» Exercise
Copy the lines from the one containing "86, 348, 93]" through the one containing "352, 288, 361]", swapping "legend-marker" for "legend-symbol" and leaving everything else unchanged.

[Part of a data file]

:::

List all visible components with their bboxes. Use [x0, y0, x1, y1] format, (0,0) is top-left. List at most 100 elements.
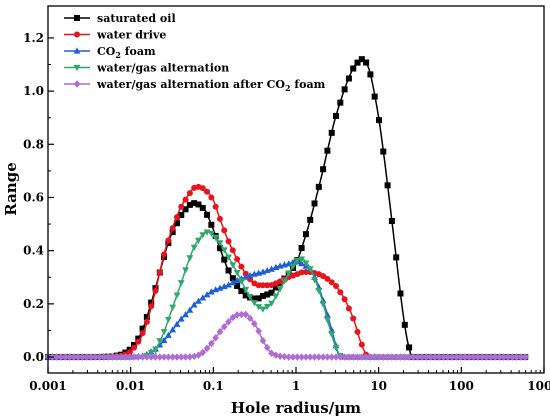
data-point	[341, 86, 348, 93]
data-point	[220, 323, 228, 331]
data-point	[246, 314, 254, 323]
data-point	[225, 281, 232, 288]
data-point	[242, 273, 250, 280]
data-point	[169, 353, 176, 361]
data-point	[410, 353, 417, 361]
data-point	[320, 166, 327, 173]
legend-marker	[73, 47, 81, 54]
data-point	[246, 294, 254, 301]
series-5	[44, 310, 529, 361]
data-point	[337, 99, 344, 106]
data-point	[178, 203, 185, 210]
data-point	[96, 353, 103, 361]
data-point	[208, 194, 215, 201]
data-point	[281, 352, 288, 361]
data-point	[470, 353, 477, 361]
data-point	[130, 353, 138, 361]
data-point	[405, 353, 413, 361]
data-point	[440, 353, 447, 361]
data-point	[337, 289, 344, 296]
data-point	[302, 353, 310, 361]
legend-item: saturated oil	[64, 12, 176, 25]
data-point	[190, 244, 198, 251]
data-point	[311, 200, 318, 207]
data-point	[259, 306, 267, 313]
data-point	[83, 353, 90, 361]
legend-marker	[73, 64, 81, 72]
data-point	[302, 260, 310, 267]
data-point	[349, 353, 357, 361]
data-point	[324, 147, 331, 154]
data-point	[251, 320, 258, 328]
data-point	[289, 353, 297, 361]
data-point	[79, 353, 86, 361]
data-point	[358, 56, 365, 63]
data-point	[251, 295, 258, 302]
data-point	[508, 353, 516, 361]
data-point	[139, 330, 146, 337]
data-point	[259, 292, 266, 299]
x-tick-label: 0.001	[29, 379, 67, 393]
data-point	[173, 214, 180, 221]
data-point	[311, 276, 318, 284]
data-point	[199, 185, 206, 192]
data-point	[341, 296, 348, 303]
data-point	[212, 286, 220, 293]
data-point	[126, 353, 133, 361]
data-point	[328, 279, 335, 286]
data-point	[264, 282, 271, 289]
x-tick-label: 0.1	[203, 379, 224, 393]
data-point	[66, 353, 73, 361]
series-line	[47, 230, 529, 359]
data-point	[263, 303, 271, 311]
data-point	[177, 280, 185, 287]
data-point	[358, 341, 365, 348]
data-point	[195, 297, 202, 304]
data-point	[160, 336, 168, 344]
legend-item: CO2 foam	[64, 45, 156, 60]
data-point	[435, 353, 443, 361]
data-point	[324, 275, 331, 282]
data-point	[74, 353, 82, 361]
data-point	[306, 353, 314, 361]
data-point	[272, 293, 280, 300]
data-point	[147, 349, 155, 357]
data-point	[208, 221, 215, 228]
data-point	[182, 267, 189, 274]
data-point	[109, 353, 116, 361]
data-point	[178, 212, 185, 219]
data-point	[491, 353, 499, 361]
data-point	[513, 353, 520, 361]
data-point	[324, 317, 331, 324]
data-point	[87, 353, 95, 361]
y-tick-label: 0.0	[23, 350, 44, 364]
data-point	[289, 263, 297, 270]
data-point	[504, 353, 512, 361]
data-point	[298, 353, 305, 361]
data-point	[379, 353, 387, 361]
data-point	[143, 318, 150, 325]
data-point	[272, 284, 279, 291]
data-point	[328, 353, 336, 361]
data-point	[306, 266, 314, 273]
data-point	[276, 352, 284, 360]
data-point	[474, 353, 482, 361]
data-point	[220, 247, 228, 254]
legend-label: saturated oil	[97, 12, 176, 25]
data-point	[388, 353, 396, 361]
legend: saturated oil water drive CO2 foam water/ga…	[64, 12, 326, 93]
data-point	[135, 338, 142, 345]
data-point	[341, 353, 348, 361]
y-tick-label: 0.8	[23, 137, 44, 151]
data-point	[177, 353, 185, 361]
series-line	[47, 57, 529, 359]
data-point	[392, 353, 400, 361]
data-point	[345, 305, 352, 312]
data-point	[190, 301, 198, 308]
data-point	[521, 353, 529, 361]
data-point	[302, 231, 309, 238]
data-point	[182, 353, 189, 361]
data-point	[418, 353, 426, 361]
data-point	[350, 315, 357, 322]
data-point	[315, 183, 322, 190]
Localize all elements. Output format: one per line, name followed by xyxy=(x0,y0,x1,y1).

:::

» Exercise answer
data-point	[341, 86, 348, 93]
data-point	[220, 323, 228, 331]
data-point	[246, 314, 254, 323]
data-point	[225, 281, 232, 288]
data-point	[242, 273, 250, 280]
data-point	[169, 353, 176, 361]
data-point	[410, 353, 417, 361]
data-point	[320, 166, 327, 173]
legend-symbol	[73, 47, 81, 54]
data-point	[246, 294, 254, 301]
series-5	[44, 310, 529, 361]
data-point	[337, 99, 344, 106]
data-point	[178, 203, 185, 210]
data-point	[96, 353, 103, 361]
data-point	[208, 194, 215, 201]
data-point	[281, 352, 288, 361]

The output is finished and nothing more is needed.